练习任务:
1: 把重组生物膜制备方法节选中从“3)4℃條件下，16000G離心10分鐘，取上清；”开始、到“6.如權利要求1～5任一項所述方法制備得到的生物膜。”结束的部分原样重抄一遍。
2: 在重组生物膜制备方法节选中，权利要求2所述的蛋白标签序列是什么？

1.一種促進基因編輯T細胞活化及擴增的重組生物膜制備方法，其特征在于，該重組生物膜通過如下步驟制備：

1)將修飾的CD137L基因序列通過基因重組方法導入到K562細胞基因組上，獲得在K562細胞表面穩定表達修飾CD137L蛋白的的穩轉株細胞，命名為rCD137L-K562細胞；

2)對步驟1)所述的rCD137L-K562細胞進行常規培養，通過細胞裂解液將細胞破碎，然后通過差速離心法獲得含有修飾CD137L蛋白的生物膜，再使用親和層析或親和磁珠分離的方法將含有修飾CD137L蛋白的生物膜片段進行富集提取、純化；

所述修飾的CD137L基因為NM_003811中第39位至第803位基因表示的CD137L的全基因序列和在CD137L基因終止密碼子(第801位至第803位)前加入蛋白標簽序列后所得的基因。

2.根據權利要求1所述的方法，其特征在于，所述蛋白標簽序列為6個His蛋白基因序列。

3.根據權利要求1所述的方法，其特征在于，步驟1)中所述的基因重組方法包括ZEN，TALENs、CRISPR-CAS9基因編輯方法中的一種。

4.根據權利要求3所述的方法，其特征在于，所述基因重組方法為CRISPR-CAS9基因編輯方法。

5.根據權利要求1所述的方法，其特征在于，所述富集提取、純化的方法為：

1)向所述rCD137L-K562細胞中加入細胞裂解液，將裂解液置于冰上30分鐘，細胞裂解液包含終濃度250mM的蔗糖、pH7.5且終濃度20MM的HEPES、終濃度10mM的KCl、終濃度1.5mM的EDTA、終濃度1mM的EGTA、質量體積比0.5％的蛋白酶抑制劑；

2)4℃條件下，1000G離心10分鐘，取上清；

3)4℃條件下，16000G離心10分鐘，取上清；

4)4℃條件下，100000G離心60分鐘，取上清；

5)將上述經差速離心獲得的細胞上清，用0.45um濾膜過濾；采用表面富含His抗體的磁珠純化含有rCD137L的重組細胞膜，分別用含20mM、50mM、100mM和400mM咪唑濃度的緩沖液進行階段洗脫，得到含有rCD137L膜蛋白的生物膜。

6.如權利要求1～5任一項所述方法制備得到的生物膜。

7.權利要求6所述的生物膜在促進基因編輯T細胞活化及擴增方面的應用，其特征在于，所述應用的方法包括以下步驟：將所述生物膜與體外培養的基因編輯T淋巴細胞接觸。

所附数据:
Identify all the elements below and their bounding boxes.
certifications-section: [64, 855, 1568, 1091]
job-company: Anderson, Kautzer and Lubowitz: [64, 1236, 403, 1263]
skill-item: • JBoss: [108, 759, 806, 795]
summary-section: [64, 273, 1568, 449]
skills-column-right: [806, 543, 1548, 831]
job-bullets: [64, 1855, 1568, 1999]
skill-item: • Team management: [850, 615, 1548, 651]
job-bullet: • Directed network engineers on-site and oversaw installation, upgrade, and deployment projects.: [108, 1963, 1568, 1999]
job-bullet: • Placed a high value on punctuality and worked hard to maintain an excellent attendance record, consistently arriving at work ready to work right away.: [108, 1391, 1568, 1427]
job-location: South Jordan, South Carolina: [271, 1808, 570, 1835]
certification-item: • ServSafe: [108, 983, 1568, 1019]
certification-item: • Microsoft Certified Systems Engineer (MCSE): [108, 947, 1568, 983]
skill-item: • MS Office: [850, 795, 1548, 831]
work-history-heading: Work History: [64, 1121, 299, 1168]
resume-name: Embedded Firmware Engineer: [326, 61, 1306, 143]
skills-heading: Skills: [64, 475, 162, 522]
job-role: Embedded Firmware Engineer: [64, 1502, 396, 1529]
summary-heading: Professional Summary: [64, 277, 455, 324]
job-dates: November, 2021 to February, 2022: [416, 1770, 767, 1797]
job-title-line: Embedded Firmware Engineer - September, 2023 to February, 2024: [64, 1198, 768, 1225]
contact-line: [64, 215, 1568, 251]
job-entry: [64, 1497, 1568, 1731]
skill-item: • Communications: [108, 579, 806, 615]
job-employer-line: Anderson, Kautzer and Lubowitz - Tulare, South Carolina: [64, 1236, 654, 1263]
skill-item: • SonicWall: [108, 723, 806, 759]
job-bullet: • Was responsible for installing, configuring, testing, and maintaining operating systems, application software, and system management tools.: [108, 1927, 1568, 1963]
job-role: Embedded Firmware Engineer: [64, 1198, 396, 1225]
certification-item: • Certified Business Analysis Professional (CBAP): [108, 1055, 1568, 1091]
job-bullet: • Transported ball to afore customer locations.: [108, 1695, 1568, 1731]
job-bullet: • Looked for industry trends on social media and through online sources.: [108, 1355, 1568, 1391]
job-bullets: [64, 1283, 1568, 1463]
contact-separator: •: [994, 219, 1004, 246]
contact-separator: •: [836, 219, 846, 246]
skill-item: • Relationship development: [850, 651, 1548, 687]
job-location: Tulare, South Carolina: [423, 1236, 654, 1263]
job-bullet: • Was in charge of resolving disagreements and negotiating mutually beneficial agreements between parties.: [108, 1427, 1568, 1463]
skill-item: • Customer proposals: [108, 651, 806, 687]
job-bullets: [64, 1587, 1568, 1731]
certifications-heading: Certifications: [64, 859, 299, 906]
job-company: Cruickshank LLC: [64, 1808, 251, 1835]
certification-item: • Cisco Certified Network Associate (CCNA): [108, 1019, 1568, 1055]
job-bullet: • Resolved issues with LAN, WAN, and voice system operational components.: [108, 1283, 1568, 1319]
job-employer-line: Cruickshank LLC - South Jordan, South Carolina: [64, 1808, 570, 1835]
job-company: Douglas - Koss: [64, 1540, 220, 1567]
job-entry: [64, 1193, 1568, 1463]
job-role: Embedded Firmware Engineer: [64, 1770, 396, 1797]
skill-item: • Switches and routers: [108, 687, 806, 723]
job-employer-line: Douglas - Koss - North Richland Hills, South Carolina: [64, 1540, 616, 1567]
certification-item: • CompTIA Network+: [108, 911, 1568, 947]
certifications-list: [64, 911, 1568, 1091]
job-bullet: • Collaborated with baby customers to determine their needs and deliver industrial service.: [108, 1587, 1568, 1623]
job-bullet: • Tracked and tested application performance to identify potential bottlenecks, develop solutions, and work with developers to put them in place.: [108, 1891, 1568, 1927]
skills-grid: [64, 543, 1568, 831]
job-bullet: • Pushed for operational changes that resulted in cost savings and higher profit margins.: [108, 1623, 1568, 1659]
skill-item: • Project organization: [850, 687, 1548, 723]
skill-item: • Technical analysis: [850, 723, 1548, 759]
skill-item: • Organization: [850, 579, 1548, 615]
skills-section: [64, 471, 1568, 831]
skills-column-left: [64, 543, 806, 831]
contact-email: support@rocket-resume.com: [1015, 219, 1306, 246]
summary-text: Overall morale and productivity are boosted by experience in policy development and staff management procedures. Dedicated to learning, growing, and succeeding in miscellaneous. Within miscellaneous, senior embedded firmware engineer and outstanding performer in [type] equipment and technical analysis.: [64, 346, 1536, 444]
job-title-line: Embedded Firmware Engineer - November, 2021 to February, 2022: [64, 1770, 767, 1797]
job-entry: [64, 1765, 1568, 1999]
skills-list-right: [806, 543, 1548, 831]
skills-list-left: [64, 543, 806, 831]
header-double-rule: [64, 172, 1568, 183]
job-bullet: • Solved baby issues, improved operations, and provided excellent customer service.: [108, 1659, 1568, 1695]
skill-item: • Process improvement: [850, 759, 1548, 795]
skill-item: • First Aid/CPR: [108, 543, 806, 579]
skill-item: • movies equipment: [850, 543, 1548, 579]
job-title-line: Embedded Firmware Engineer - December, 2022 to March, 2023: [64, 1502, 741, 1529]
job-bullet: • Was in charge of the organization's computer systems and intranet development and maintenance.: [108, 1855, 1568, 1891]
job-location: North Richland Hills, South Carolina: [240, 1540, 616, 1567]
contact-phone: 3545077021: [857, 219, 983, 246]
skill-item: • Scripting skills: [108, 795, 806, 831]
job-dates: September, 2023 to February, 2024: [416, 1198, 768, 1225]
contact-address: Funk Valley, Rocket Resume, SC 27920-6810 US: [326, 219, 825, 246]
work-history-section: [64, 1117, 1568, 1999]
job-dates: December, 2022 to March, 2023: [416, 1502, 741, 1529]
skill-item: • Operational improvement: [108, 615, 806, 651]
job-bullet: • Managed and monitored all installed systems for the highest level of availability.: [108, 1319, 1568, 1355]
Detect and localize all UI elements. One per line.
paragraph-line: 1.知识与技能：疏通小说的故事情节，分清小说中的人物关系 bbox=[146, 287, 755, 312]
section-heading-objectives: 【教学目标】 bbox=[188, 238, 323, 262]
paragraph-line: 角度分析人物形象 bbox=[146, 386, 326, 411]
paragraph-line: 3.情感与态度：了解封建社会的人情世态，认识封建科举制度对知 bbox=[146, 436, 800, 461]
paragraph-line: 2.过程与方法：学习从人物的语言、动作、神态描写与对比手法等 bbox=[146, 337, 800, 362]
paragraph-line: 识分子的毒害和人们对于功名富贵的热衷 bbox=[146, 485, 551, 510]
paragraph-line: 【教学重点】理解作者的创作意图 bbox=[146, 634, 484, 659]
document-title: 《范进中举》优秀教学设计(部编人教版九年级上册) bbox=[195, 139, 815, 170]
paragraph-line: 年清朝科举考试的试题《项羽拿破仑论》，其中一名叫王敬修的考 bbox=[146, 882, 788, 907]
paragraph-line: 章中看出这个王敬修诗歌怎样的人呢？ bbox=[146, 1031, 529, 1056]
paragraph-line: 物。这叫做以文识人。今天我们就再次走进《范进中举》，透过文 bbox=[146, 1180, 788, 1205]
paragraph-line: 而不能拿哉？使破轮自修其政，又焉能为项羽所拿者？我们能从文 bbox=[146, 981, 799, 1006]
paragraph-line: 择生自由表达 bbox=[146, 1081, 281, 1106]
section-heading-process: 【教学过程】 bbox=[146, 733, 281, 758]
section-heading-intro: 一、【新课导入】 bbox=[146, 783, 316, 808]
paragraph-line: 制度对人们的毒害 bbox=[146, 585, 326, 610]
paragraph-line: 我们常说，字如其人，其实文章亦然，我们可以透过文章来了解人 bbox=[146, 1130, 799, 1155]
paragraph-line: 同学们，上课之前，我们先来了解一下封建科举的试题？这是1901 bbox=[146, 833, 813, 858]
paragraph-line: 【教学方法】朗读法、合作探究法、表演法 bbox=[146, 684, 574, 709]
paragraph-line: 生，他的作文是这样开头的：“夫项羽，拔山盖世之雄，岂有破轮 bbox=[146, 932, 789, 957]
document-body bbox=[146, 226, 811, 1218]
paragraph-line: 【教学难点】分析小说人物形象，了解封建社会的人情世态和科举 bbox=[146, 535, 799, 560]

参考答案:
1:
3)4℃條件下，16000G離心10分鐘，取上清；

4)4℃條件下，100000G離心60分鐘，取上清；

5)將上述經差速離心獲得的細胞上清，用0.45um濾膜過濾；采用表面富含His抗體的磁珠純化含有rCD137L的重組細胞膜，分別用含20mM、50mM、100mM和400mM咪唑濃度的緩沖液進行階段洗脫，得到含有rCD137L膜蛋白的生物膜。

6.如權利要求1～5任一項所述方法制備得到的生物膜。

2: 6个His蛋白基因序列。